▸ **Given problem**: Transcribe the full listing exactly, and drop every picture.

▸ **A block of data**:
+ + + + + + +
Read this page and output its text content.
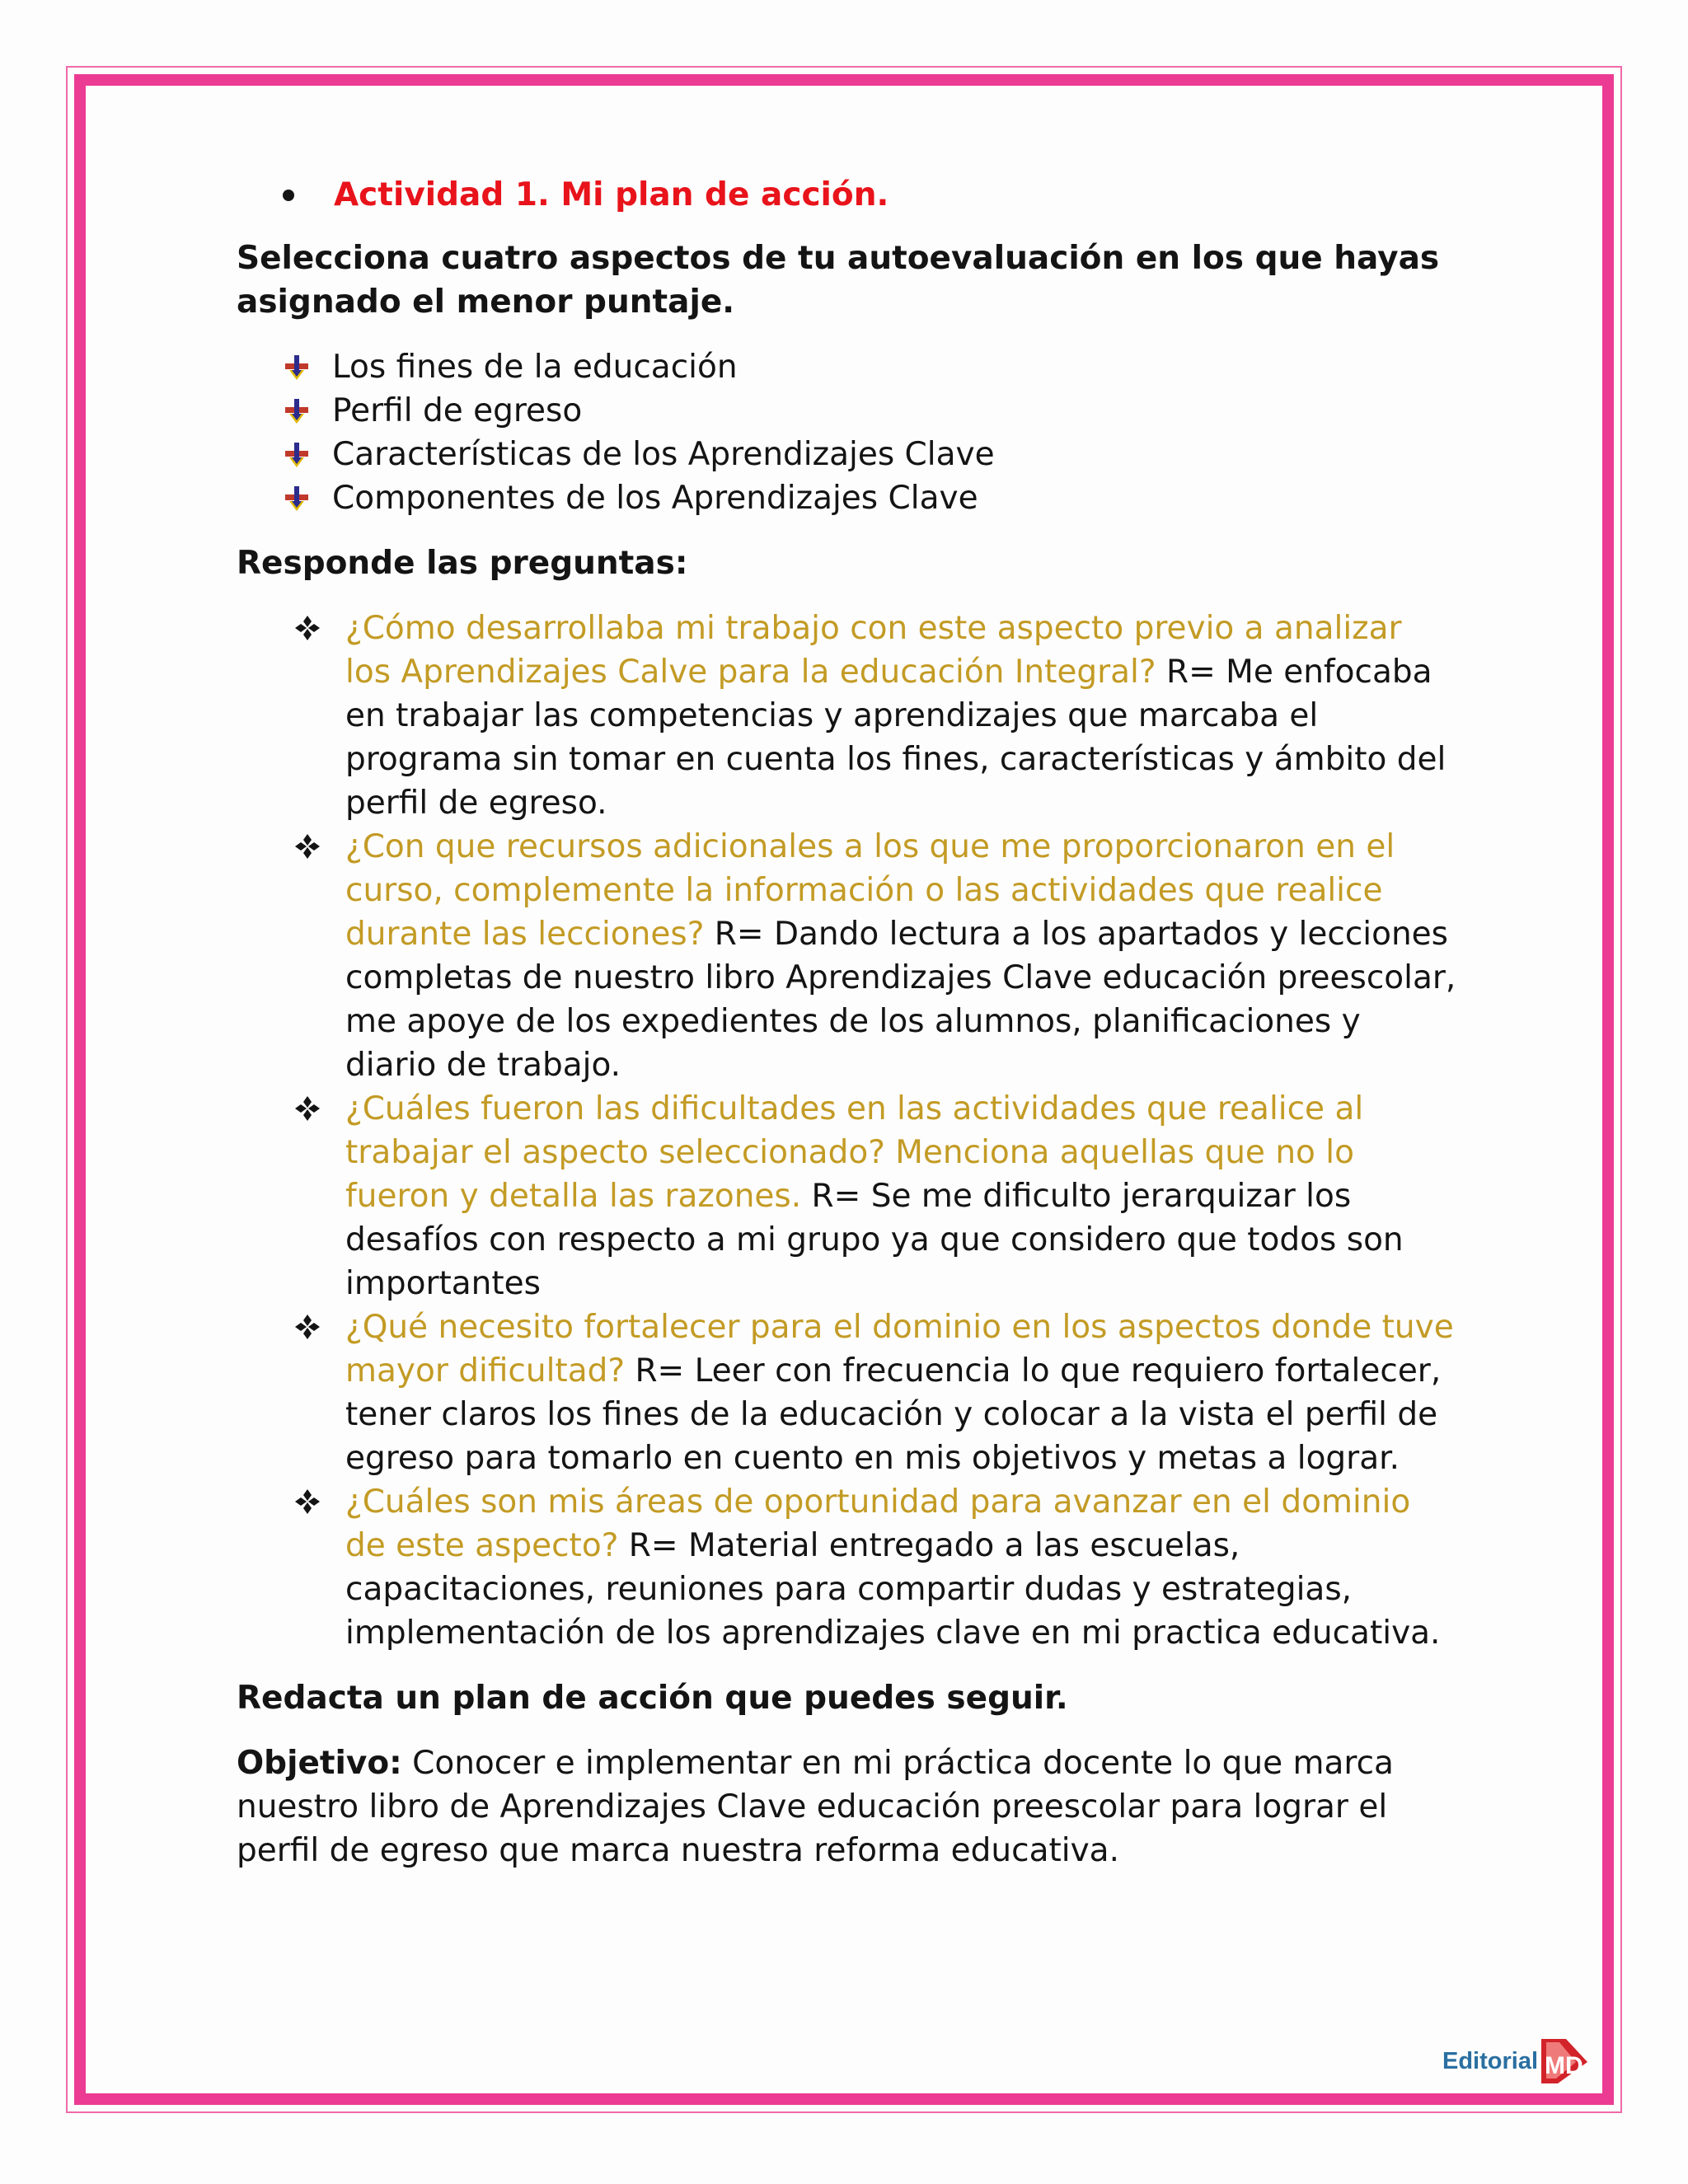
Actividad 1. Mi plan de acción.

Selecciona cuatro aspectos de tu autoevaluación en los que hayas asignado el menor puntaje.

Los fines de la educación
Perfil de egreso
Características de los Aprendizajes Clave
Componentes de los Aprendizajes Clave

Responde las preguntas:

¿Cómo desarrollaba mi trabajo con este aspecto previo a analizar los Aprendizajes Calve para la educación Integral? R= Me enfocaba en trabajar las competencias y aprendizajes que marcaba el programa sin tomar en cuenta los fines, características y ámbito del perfil de egreso.
¿Con que recursos adicionales a los que me proporcionaron en el curso, complemente la información o las actividades que realice durante las lecciones? R= Dando lectura a los apartados y lecciones completas de nuestro libro Aprendizajes Clave educación preescolar, me apoye de los expedientes de los alumnos, planificaciones y diario de trabajo.
¿Cuáles fueron las dificultades en las actividades que realice al trabajar el aspecto seleccionado? Menciona aquellas que no lo fueron y detalla las razones. R= Se me dificulto jerarquizar los desafíos con respecto a mi grupo ya que considero que todos son importantes
¿Qué necesito fortalecer para el dominio en los aspectos donde tuve mayor dificultad? R= Leer con frecuencia lo que requiero fortalecer, tener claros los fines de la educación y colocar a la vista el perfil de egreso para tomarlo en cuento en mis objetivos y metas a lograr.
¿Cuáles son mis áreas de oportunidad para avanzar en el dominio de este aspecto? R= Material entregado a las escuelas, capacitaciones, reuniones para compartir dudas y estrategias, implementación de los aprendizajes clave en mi practica educativa.

Redacta un plan de acción que puedes seguir.

Objetivo: Conocer e implementar en mi práctica docente lo que marca nuestro libro de Aprendizajes Clave educación preescolar para lograr el perfil de egreso que marca nuestra reforma educativa.

Editorial MD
+ + + + + + +
▸ **Exercise answer**:
Read this page and output its text content.
Actividad 1. Mi plan de acción.

Selecciona cuatro aspectos de tu autoevaluación en los que hayas asignado el menor puntaje.

Los fines de la educación
Perfil de egreso
Características de los Aprendizajes Clave
Componentes de los Aprendizajes Clave

Responde las preguntas:

¿Cómo desarrollaba mi trabajo con este aspecto previo a analizar los Aprendizajes Calve para la educación Integral? R= Me enfocaba en trabajar las competencias y aprendizajes que marcaba el programa sin tomar en cuenta los fines, características y ámbito del perfil de egreso.
¿Con que recursos adicionales a los que me proporcionaron en el curso, complemente la información o las actividades que realice durante las lecciones? R= Dando lectura a los apartados y lecciones completas de nuestro libro Aprendizajes Clave educación preescolar, me apoye de los expedientes de los alumnos, planificaciones y diario de trabajo.
¿Cuáles fueron las dificultades en las actividades que realice al trabajar el aspecto seleccionado? Menciona aquellas que no lo fueron y detalla las razones. R= Se me dificulto jerarquizar los desafíos con respecto a mi grupo ya que considero que todos son importantes
¿Qué necesito fortalecer para el dominio en los aspectos donde tuve mayor dificultad? R= Leer con frecuencia lo que requiero fortalecer, tener claros los fines de la educación y colocar a la vista el perfil de egreso para tomarlo en cuento en mis objetivos y metas a lograr.
¿Cuáles son mis áreas de oportunidad para avanzar en el dominio de este aspecto? R= Material entregado a las escuelas, capacitaciones, reuniones para compartir dudas y estrategias, implementación de los aprendizajes clave en mi practica educativa.

Redacta un plan de acción que puedes seguir.

Objetivo: Conocer e implementar en mi práctica docente lo que marca nuestro libro de Aprendizajes Clave educación preescolar para lograr el perfil de egreso que marca nuestra reforma educativa.

Editorial MD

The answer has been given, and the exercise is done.